## What is expected
Word for word, transcribe every line from the one holding "Decode this image" through the end of the records, but not the pictures.

## Stored records
* begin *

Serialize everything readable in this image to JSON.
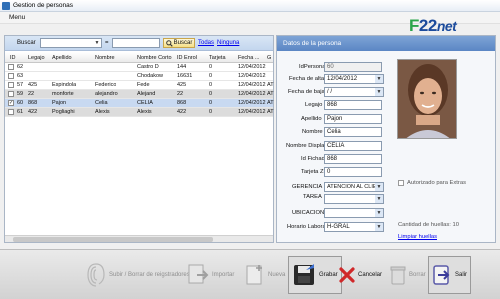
{
  "window": {
    "title": "Gestion de personas"
  },
  "menu": {
    "items": [
      "Menu"
    ]
  },
  "logo": {
    "text_f": "F",
    "text_22": "22",
    "text_net": "net"
  },
  "search": {
    "label": "Buscar",
    "field_value": "",
    "operator": "=",
    "value": "",
    "button_label": "Buscar",
    "link_all": "Todas",
    "link_none": "Ninguna"
  },
  "grid": {
    "columns": [
      "ID",
      "Legajo",
      "Apellido",
      "Nombre",
      "Nombre Corto",
      "ID Enrol",
      "Tarjeta",
      "Fecha ...",
      "G"
    ],
    "rows": [
      {
        "checked": false,
        "cells": [
          "62",
          "",
          "",
          "",
          "Castro D",
          "144",
          "0",
          "12/04/2012",
          ""
        ]
      },
      {
        "checked": false,
        "cells": [
          "63",
          "",
          "",
          "",
          "Chodakow",
          "16631",
          "0",
          "12/04/2012",
          ""
        ]
      },
      {
        "checked": false,
        "cells": [
          "57",
          "425",
          "Espindola",
          "Federico",
          "Fede",
          "425",
          "0",
          "12/04/2012",
          "AT"
        ]
      },
      {
        "checked": false,
        "cells": [
          "59",
          "22",
          "monforte",
          "alejandro",
          "Alejand",
          "22",
          "0",
          "12/04/2012",
          "AT"
        ]
      },
      {
        "checked": true,
        "cells": [
          "60",
          "868",
          "Pajon",
          "Celia",
          "CELIA",
          "868",
          "0",
          "12/04/2012",
          "AT"
        ]
      },
      {
        "checked": false,
        "cells": [
          "61",
          "422",
          "Pogliaghi",
          "Alexis",
          "Alexis",
          "422",
          "0",
          "12/04/2012",
          "AT"
        ]
      }
    ]
  },
  "detail": {
    "header": "Datos de la persona",
    "labels": {
      "id": "IdPersona",
      "alta": "Fecha de alta",
      "baja": "Fecha de baja",
      "legajo": "Legajo",
      "apellido": "Apellido",
      "nombre": "Nombre",
      "display": "Nombre Display",
      "fichada": "Id Fichada",
      "tarjeta": "Tarjeta ZK",
      "gerencia": "GERENCIA",
      "tarea": "TAREA",
      "ubicacion": "UBICACION",
      "horario": "Horario Laboral"
    },
    "values": {
      "id": "60",
      "alta": "12/04/2012",
      "baja": "  /  /",
      "legajo": "868",
      "apellido": "Pajon",
      "nombre": "Celia",
      "display": "CELIA",
      "fichada": "868",
      "tarjeta": "0",
      "gerencia": "ATENCION AL CLIEN",
      "tarea": "",
      "ubicacion": "",
      "horario": "H-GRAL"
    },
    "extras_label": "Autorizado para Extras",
    "fingerprints": "Cantidad de huellas: 10",
    "clear_fingerprints": "Limpiar huellas"
  },
  "toolbar": {
    "upload": "Subir / Borrar de reigstradores",
    "import": "Importar",
    "new": "Nueva",
    "save": "Grabar",
    "cancel": "Cancelar",
    "delete": "Borrar",
    "exit": "Salir"
  },
  "colors": {
    "header_blue": "#5b86c4",
    "selection": "#c8d9f1",
    "logo_green": "#2aa54a",
    "logo_blue": "#1c4b9c"
  }
}
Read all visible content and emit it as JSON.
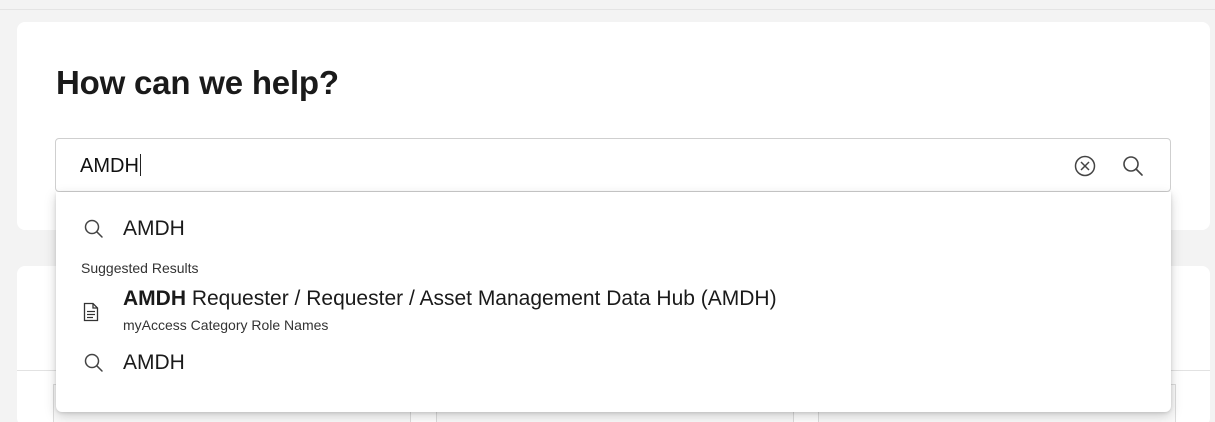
{
  "page": {
    "heading": "How can we help?"
  },
  "search": {
    "value": "AMDH",
    "clear_icon": "circle-x-icon",
    "search_icon": "search-icon"
  },
  "dropdown": {
    "query_suggestion_1": "AMDH",
    "suggested_heading": "Suggested Results",
    "result": {
      "icon": "document-icon",
      "title_bold": "AMDH",
      "title_rest": " Requester / Requester / Asset Management Data Hub (AMDH)",
      "subtitle": "myAccess Category Role Names"
    },
    "query_suggestion_2": "AMDH"
  },
  "colors": {
    "background": "#f3f3f3",
    "card": "#ffffff",
    "border": "#cfcfcf",
    "text": "#1a1a1a"
  }
}
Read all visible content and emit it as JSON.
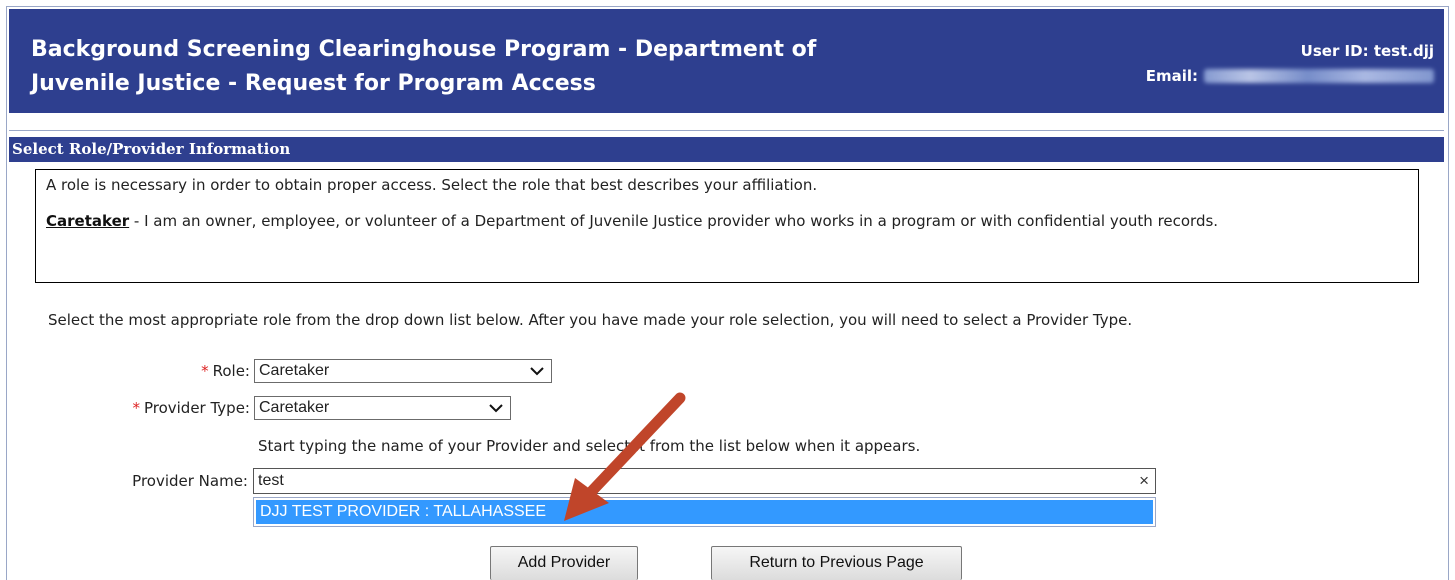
{
  "header": {
    "title": "Background Screening Clearinghouse Program - Department of Juvenile Justice - Request for Program Access",
    "user_id_label": "User ID:",
    "user_id_value": "test.djj",
    "email_label": "Email:"
  },
  "section": {
    "title": "Select Role/Provider Information"
  },
  "info": {
    "intro": "A role is necessary in order to obtain proper access. Select the role that best describes your affiliation.",
    "role_name": "Caretaker",
    "role_description": " - I am an owner, employee, or volunteer of a Department of Juvenile Justice provider who works in a program or with confidential youth records."
  },
  "form": {
    "instruction": "Select the most appropriate role from the drop down list below. After you have made your role selection, you will need to select a Provider Type.",
    "required_marker": "*",
    "role_label": "Role:",
    "role_value": "Caretaker",
    "provider_type_label": "Provider Type:",
    "provider_type_value": "Caretaker",
    "provider_hint": "Start typing the name of your Provider and select it from the list below when it appears.",
    "provider_name_label": "Provider Name:",
    "provider_name_value": "test",
    "clear_symbol": "×",
    "suggestions": [
      "DJJ TEST PROVIDER : TALLAHASSEE"
    ]
  },
  "buttons": {
    "add_provider": "Add Provider",
    "return_previous": "Return to Previous Page"
  },
  "colors": {
    "header_bg": "#2e3f8f",
    "highlight": "#3399ff",
    "annotation_arrow": "#c0452a",
    "required": "#d22222"
  }
}
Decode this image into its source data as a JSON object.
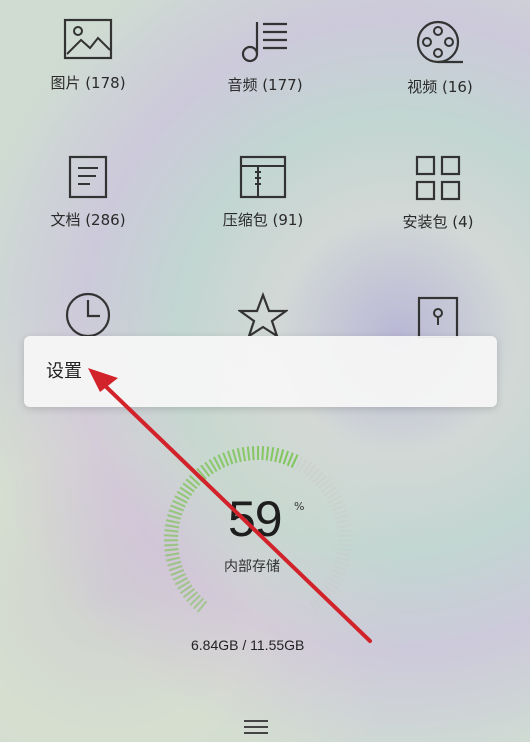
{
  "categories": [
    {
      "icon": "image-icon",
      "label": "图片 (178)"
    },
    {
      "icon": "music-icon",
      "label": "音频 (177)"
    },
    {
      "icon": "video-reel-icon",
      "label": "视频 (16)"
    },
    {
      "icon": "document-icon",
      "label": "文档 (286)"
    },
    {
      "icon": "archive-icon",
      "label": "压缩包 (91)"
    },
    {
      "icon": "apps-grid-icon",
      "label": "安装包 (4)"
    },
    {
      "icon": "clock-icon",
      "label": ""
    },
    {
      "icon": "star-icon",
      "label": ""
    },
    {
      "icon": "lock-file-icon",
      "label": ""
    }
  ],
  "popup": {
    "item_label": "设置"
  },
  "storage": {
    "percent": "59",
    "percent_symbol": "%",
    "label": "内部存储",
    "size_text": "6.84GB / 11.55GB",
    "used_fraction": 0.59,
    "accent_color": "#6bbf3a"
  },
  "annotation": {
    "arrow_color": "#d2222a"
  }
}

* end *

## Result of the exercise
Decode this image into its source data as a JSON object.
{
  "categories": [
    {
      "icon": "image-icon",
      "label": "图片 (178)"
    },
    {
      "icon": "music-icon",
      "label": "音频 (177)"
    },
    {
      "icon": "video-reel-icon",
      "label": "视频 (16)"
    },
    {
      "icon": "document-icon",
      "label": "文档 (286)"
    },
    {
      "icon": "archive-icon",
      "label": "压缩包 (91)"
    },
    {
      "icon": "apps-grid-icon",
      "label": "安装包 (4)"
    },
    {
      "icon": "clock-icon",
      "label": ""
    },
    {
      "icon": "star-icon",
      "label": ""
    },
    {
      "icon": "lock-file-icon",
      "label": ""
    }
  ],
  "popup": {
    "item_label": "设置"
  },
  "storage": {
    "percent": "59",
    "percent_symbol": "%",
    "label": "内部存储",
    "size_text": "6.84GB / 11.55GB",
    "used_fraction": 0.59,
    "accent_color": "#6bbf3a"
  },
  "annotation": {
    "arrow_color": "#d2222a"
  }
}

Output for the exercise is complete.